**Exercise**
Drop the pictures, then extract the listing word for word.

--- begin Task material ---

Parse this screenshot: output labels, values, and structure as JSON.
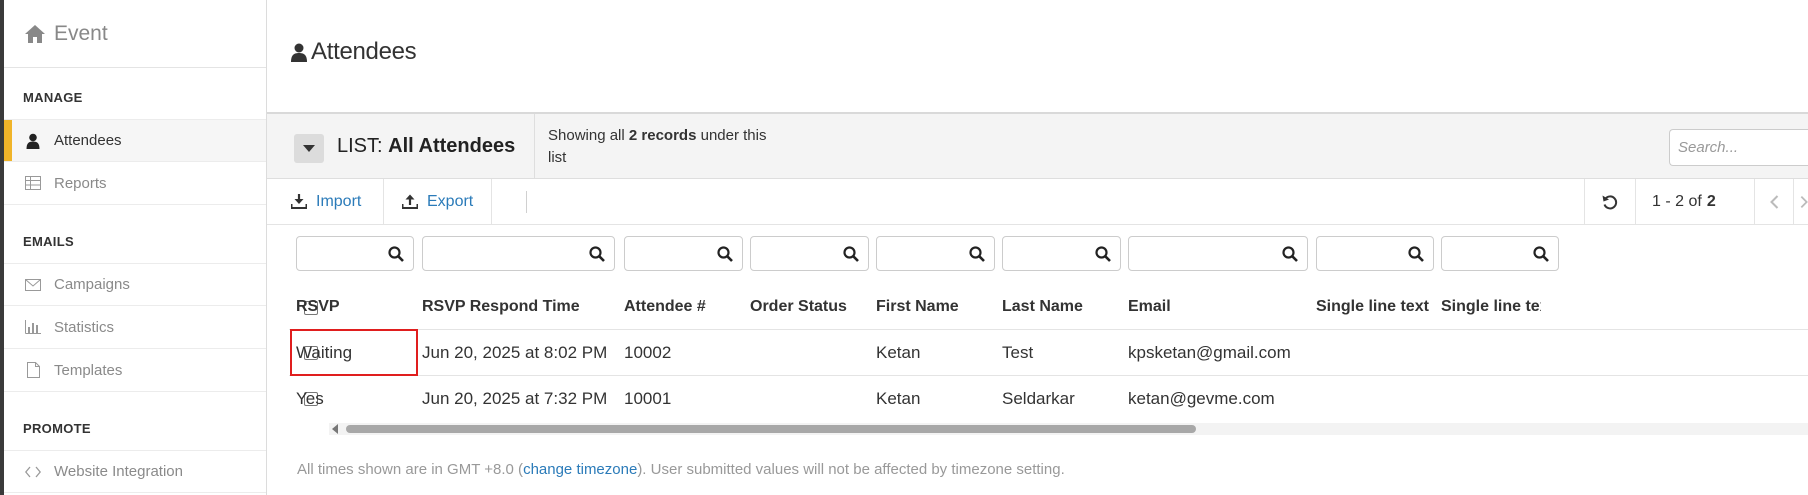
{
  "sidebar": {
    "brand": "Event",
    "sections": [
      {
        "title": "MANAGE",
        "items": [
          {
            "label": "Attendees",
            "icon": "user-icon",
            "active": true
          },
          {
            "label": "Reports",
            "icon": "table-icon"
          }
        ]
      },
      {
        "title": "EMAILS",
        "items": [
          {
            "label": "Campaigns",
            "icon": "envelope-icon"
          },
          {
            "label": "Statistics",
            "icon": "bar-chart-icon"
          },
          {
            "label": "Templates",
            "icon": "file-icon"
          }
        ]
      },
      {
        "title": "PROMOTE",
        "items": [
          {
            "label": "Website Integration",
            "icon": "code-icon"
          }
        ]
      }
    ]
  },
  "header": {
    "title": "Attendees"
  },
  "listbar": {
    "prefix": "LIST:",
    "name": "All Attendees",
    "records_pre": "Showing all ",
    "records_count": "2 records",
    "records_post": " under this list",
    "search_placeholder": "Search..."
  },
  "toolbar": {
    "import_label": "Import",
    "export_label": "Export",
    "pager_range": "1 - 2 of",
    "pager_total": "2"
  },
  "table": {
    "columns": [
      "RSVP",
      "RSVP Respond Time",
      "Attendee #",
      "Order Status",
      "First Name",
      "Last Name",
      "Email",
      "Single line text",
      "Single line text"
    ],
    "rows": [
      [
        "Waiting",
        "Jun 20, 2025 at 8:02 PM",
        "10002",
        "",
        "Ketan",
        "Test",
        "kpsketan@gmail.com",
        "",
        ""
      ],
      [
        "Yes",
        "Jun 20, 2025 at 7:32 PM",
        "10001",
        "",
        "Ketan",
        "Seldarkar",
        "ketan@gevme.com",
        "",
        ""
      ]
    ]
  },
  "footer": {
    "note_pre": "All times shown are in GMT +8.0 (",
    "note_link": "change timezone",
    "note_post": "). User submitted values will not be affected by timezone setting."
  },
  "colors": {
    "accent": "#f0b429",
    "link": "#2b7bb9",
    "highlight": "#e01e1e"
  }
}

--- end Task material ---

**Response to the task**
Parse this screenshot: output labels, values, and structure as JSON.
{
  "sidebar": {
    "brand": "Event",
    "sections": [
      {
        "title": "MANAGE",
        "items": [
          {
            "label": "Attendees",
            "icon": "user-icon",
            "active": true
          },
          {
            "label": "Reports",
            "icon": "table-icon"
          }
        ]
      },
      {
        "title": "EMAILS",
        "items": [
          {
            "label": "Campaigns",
            "icon": "envelope-icon"
          },
          {
            "label": "Statistics",
            "icon": "bar-chart-icon"
          },
          {
            "label": "Templates",
            "icon": "file-icon"
          }
        ]
      },
      {
        "title": "PROMOTE",
        "items": [
          {
            "label": "Website Integration",
            "icon": "code-icon"
          }
        ]
      }
    ]
  },
  "header": {
    "title": "Attendees"
  },
  "listbar": {
    "prefix": "LIST:",
    "name": "All Attendees",
    "records_pre": "Showing all ",
    "records_count": "2 records",
    "records_post": " under this list",
    "search_placeholder": "Search..."
  },
  "toolbar": {
    "import_label": "Import",
    "export_label": "Export",
    "pager_range": "1 - 2 of",
    "pager_total": "2"
  },
  "table": {
    "columns": [
      "RSVP",
      "RSVP Respond Time",
      "Attendee #",
      "Order Status",
      "First Name",
      "Last Name",
      "Email",
      "Single line text",
      "Single line text"
    ],
    "rows": [
      [
        "Waiting",
        "Jun 20, 2025 at 8:02 PM",
        "10002",
        "",
        "Ketan",
        "Test",
        "kpsketan@gmail.com",
        "",
        ""
      ],
      [
        "Yes",
        "Jun 20, 2025 at 7:32 PM",
        "10001",
        "",
        "Ketan",
        "Seldarkar",
        "ketan@gevme.com",
        "",
        ""
      ]
    ]
  },
  "footer": {
    "note_pre": "All times shown are in GMT +8.0 (",
    "note_link": "change timezone",
    "note_post": "). User submitted values will not be affected by timezone setting."
  },
  "colors": {
    "accent": "#f0b429",
    "link": "#2b7bb9",
    "highlight": "#e01e1e"
  }
}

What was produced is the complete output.